PROBLEM DESCRIPTION: Show only lines that include "Stubbenhuk".

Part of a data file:
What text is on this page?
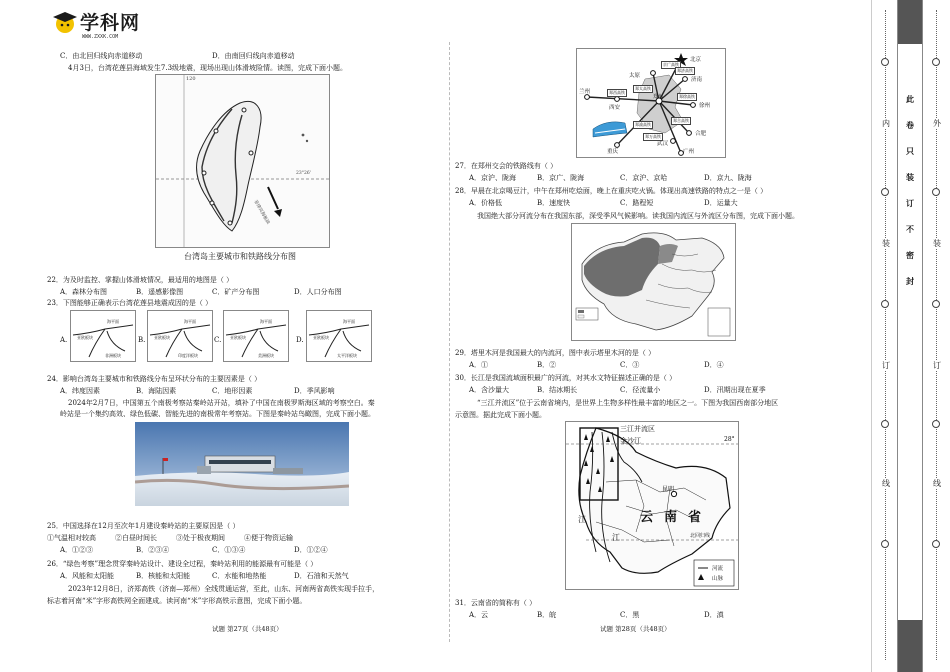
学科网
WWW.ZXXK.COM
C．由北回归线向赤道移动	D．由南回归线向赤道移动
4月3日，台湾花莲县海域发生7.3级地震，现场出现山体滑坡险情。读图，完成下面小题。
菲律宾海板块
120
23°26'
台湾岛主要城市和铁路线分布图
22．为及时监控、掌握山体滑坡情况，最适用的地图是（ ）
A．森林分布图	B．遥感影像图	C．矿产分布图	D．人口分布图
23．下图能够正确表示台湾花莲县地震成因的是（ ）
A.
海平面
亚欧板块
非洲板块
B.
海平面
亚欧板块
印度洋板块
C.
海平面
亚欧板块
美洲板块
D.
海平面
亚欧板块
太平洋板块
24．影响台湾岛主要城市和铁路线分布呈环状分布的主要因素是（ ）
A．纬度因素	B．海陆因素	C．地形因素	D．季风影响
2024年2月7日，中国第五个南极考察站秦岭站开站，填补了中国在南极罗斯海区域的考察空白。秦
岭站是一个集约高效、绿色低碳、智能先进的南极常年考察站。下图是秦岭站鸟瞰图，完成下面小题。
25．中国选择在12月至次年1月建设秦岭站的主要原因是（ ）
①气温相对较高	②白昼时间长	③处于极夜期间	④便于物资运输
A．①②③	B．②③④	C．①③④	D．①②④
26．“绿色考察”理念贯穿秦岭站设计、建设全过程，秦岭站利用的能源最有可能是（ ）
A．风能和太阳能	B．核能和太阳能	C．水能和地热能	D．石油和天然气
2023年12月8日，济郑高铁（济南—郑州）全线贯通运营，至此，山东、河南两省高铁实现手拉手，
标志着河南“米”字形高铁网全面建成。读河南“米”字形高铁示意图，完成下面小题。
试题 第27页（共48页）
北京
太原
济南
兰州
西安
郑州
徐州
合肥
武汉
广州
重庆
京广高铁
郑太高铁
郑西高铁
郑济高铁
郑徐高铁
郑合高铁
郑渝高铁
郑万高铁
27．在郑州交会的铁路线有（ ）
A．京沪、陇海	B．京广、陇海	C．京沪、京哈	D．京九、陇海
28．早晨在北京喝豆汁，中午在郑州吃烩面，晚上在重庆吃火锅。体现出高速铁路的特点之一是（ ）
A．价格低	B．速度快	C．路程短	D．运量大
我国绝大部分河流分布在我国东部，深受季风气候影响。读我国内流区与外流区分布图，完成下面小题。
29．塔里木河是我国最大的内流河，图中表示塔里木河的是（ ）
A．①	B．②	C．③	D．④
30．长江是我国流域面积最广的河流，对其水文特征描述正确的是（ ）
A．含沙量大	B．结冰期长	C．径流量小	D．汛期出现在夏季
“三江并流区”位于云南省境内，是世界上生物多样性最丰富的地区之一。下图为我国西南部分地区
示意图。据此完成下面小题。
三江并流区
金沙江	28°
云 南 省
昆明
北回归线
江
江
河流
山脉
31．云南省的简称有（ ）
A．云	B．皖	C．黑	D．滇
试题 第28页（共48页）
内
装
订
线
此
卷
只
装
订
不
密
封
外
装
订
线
==
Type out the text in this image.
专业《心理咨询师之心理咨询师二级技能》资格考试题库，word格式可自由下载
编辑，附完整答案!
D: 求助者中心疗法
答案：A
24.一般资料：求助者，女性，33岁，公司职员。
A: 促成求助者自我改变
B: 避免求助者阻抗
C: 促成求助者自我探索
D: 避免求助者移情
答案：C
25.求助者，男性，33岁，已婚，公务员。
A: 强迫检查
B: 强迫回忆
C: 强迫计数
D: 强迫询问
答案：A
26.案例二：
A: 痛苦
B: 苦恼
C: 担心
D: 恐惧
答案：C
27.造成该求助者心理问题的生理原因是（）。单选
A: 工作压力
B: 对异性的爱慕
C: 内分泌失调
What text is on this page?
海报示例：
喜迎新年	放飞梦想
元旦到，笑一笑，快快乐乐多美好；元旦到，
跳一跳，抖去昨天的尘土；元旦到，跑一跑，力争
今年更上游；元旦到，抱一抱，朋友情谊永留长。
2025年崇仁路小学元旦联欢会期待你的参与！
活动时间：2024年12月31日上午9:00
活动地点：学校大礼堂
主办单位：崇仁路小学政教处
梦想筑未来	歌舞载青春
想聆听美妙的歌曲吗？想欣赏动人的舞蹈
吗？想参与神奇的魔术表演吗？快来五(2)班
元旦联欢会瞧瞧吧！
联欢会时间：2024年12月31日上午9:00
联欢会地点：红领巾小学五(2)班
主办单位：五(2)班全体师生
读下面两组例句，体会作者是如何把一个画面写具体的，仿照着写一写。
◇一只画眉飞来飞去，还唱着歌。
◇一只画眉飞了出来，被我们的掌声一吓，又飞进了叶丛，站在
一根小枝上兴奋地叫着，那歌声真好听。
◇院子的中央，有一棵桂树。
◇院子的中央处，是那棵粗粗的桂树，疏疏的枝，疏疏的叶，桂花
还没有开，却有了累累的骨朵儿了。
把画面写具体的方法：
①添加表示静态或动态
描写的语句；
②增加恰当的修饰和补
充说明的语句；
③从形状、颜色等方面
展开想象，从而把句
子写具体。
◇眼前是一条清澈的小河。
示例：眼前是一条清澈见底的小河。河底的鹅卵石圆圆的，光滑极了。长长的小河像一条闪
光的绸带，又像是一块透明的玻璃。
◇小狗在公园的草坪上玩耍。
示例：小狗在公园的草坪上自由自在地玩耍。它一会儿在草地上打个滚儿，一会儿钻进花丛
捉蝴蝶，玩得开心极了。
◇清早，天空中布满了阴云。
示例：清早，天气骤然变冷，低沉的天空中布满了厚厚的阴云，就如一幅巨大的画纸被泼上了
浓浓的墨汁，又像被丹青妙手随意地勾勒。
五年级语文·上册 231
---
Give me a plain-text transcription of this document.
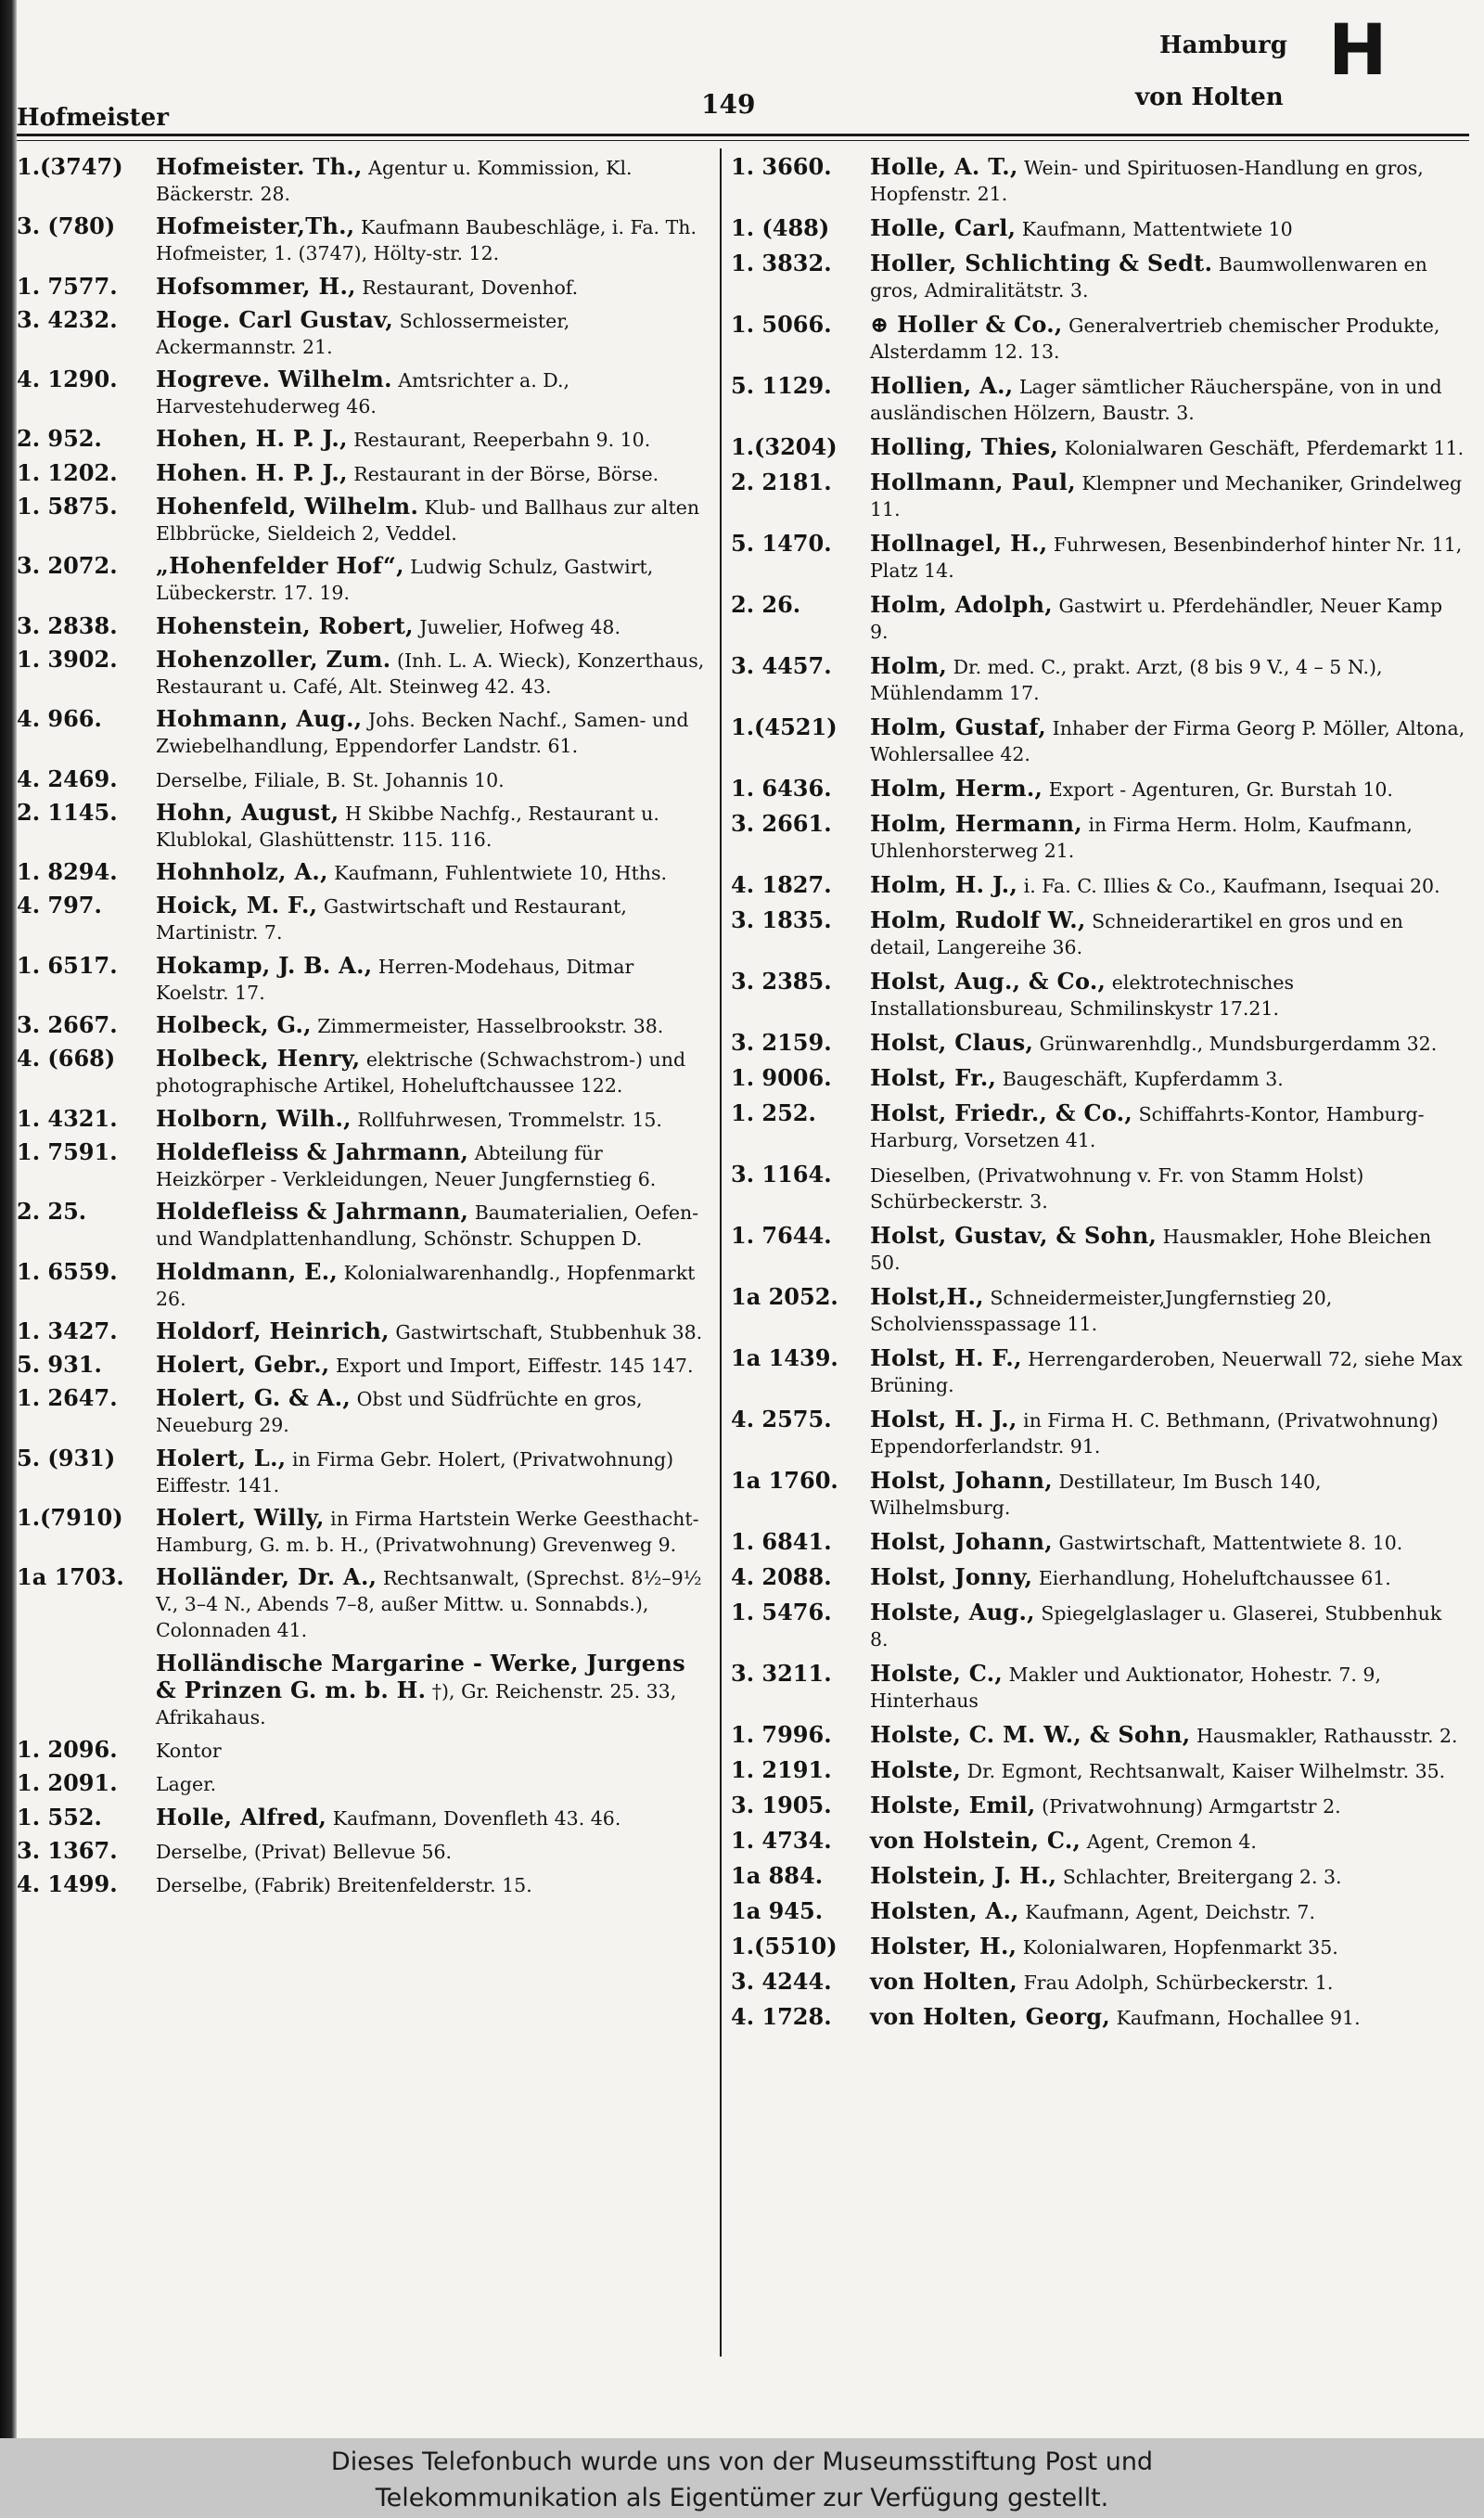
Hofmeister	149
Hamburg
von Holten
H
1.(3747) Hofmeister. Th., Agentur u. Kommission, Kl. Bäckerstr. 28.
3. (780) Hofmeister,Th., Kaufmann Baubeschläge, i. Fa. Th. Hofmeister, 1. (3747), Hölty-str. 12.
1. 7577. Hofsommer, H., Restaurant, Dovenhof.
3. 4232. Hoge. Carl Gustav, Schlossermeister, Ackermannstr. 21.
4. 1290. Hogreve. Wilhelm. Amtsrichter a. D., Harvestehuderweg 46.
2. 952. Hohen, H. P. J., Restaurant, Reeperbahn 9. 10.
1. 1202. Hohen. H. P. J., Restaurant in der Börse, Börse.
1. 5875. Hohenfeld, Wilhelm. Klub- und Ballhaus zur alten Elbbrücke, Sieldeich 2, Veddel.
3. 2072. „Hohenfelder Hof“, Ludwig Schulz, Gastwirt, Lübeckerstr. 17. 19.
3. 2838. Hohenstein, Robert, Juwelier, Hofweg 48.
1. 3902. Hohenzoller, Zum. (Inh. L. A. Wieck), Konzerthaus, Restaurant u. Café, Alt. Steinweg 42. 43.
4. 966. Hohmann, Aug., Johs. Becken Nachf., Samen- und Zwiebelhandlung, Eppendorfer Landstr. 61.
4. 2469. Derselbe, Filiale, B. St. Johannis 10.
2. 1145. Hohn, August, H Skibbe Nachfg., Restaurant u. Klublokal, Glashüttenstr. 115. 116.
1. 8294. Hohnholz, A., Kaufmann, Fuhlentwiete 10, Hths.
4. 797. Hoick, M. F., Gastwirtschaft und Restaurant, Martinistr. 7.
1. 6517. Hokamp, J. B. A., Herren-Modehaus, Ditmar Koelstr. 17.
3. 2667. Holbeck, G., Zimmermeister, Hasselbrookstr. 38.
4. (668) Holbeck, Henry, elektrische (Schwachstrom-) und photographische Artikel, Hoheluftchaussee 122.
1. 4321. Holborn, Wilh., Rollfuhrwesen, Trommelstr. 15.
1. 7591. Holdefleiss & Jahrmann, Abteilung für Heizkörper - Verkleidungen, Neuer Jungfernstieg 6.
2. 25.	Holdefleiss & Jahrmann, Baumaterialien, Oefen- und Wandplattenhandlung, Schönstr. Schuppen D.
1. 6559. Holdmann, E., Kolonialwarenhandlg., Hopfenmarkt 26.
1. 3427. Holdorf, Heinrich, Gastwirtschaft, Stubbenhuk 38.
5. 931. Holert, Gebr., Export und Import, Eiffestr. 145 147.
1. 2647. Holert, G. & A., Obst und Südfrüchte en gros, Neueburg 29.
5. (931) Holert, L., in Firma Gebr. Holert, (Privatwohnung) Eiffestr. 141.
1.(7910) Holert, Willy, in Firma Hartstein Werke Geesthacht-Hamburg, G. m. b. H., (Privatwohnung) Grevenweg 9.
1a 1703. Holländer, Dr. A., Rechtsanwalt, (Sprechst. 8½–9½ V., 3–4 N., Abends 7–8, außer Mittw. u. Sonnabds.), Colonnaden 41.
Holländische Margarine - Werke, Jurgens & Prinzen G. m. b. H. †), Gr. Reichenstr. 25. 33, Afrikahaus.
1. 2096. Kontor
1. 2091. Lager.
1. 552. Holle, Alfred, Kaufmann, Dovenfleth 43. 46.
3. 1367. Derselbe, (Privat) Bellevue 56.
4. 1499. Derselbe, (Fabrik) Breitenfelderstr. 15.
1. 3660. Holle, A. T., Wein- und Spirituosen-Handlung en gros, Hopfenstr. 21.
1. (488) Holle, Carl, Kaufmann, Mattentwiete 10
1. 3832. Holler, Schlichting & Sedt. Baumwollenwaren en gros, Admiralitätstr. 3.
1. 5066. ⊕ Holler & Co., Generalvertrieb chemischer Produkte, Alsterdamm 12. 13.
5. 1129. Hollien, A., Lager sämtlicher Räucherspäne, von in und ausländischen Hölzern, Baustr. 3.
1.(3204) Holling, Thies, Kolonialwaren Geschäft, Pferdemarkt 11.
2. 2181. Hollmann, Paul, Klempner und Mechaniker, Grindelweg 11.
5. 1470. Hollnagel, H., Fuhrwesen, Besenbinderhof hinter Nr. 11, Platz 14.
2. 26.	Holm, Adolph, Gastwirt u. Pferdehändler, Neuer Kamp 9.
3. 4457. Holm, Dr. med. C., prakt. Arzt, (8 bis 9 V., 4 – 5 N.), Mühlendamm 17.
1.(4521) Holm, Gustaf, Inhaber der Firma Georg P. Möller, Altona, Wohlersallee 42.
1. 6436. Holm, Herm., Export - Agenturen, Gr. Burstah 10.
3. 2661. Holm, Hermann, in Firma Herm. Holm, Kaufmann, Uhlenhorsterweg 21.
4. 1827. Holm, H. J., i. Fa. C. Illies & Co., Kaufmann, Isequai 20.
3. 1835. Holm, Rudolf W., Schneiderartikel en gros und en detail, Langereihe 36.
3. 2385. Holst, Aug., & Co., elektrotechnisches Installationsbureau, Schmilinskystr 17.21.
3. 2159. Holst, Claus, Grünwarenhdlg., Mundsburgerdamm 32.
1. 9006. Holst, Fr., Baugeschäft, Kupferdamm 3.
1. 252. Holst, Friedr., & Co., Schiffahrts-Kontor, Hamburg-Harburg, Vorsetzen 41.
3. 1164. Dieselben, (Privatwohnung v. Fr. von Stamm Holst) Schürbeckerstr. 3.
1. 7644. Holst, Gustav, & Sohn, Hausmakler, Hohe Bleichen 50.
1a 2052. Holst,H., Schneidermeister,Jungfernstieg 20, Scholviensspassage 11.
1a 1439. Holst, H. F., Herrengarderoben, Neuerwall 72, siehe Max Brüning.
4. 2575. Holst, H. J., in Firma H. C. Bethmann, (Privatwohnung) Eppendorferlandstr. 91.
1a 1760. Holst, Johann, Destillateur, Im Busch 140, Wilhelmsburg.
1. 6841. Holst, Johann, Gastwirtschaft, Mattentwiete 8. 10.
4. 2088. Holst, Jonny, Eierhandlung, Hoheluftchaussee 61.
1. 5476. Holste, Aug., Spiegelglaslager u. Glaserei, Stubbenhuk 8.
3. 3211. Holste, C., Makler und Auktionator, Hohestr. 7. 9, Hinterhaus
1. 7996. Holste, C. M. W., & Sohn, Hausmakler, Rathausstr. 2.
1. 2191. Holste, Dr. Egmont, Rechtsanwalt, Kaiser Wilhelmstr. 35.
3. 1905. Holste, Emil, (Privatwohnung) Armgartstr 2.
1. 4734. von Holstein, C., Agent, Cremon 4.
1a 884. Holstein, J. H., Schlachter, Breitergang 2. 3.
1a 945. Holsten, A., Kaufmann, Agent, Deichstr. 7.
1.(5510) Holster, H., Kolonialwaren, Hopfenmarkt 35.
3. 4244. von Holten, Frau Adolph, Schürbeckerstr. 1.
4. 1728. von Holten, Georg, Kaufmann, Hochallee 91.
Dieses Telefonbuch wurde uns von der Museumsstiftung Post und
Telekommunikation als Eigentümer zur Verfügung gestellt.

EXERCISE RESULT:
1. 3427. Holdorf, Heinrich, Gastwirtschaft, Stubbenhuk 38.
1. 5476. Holste, Aug., Spiegelglaslager u. Glaserei, Stubbenhuk 8.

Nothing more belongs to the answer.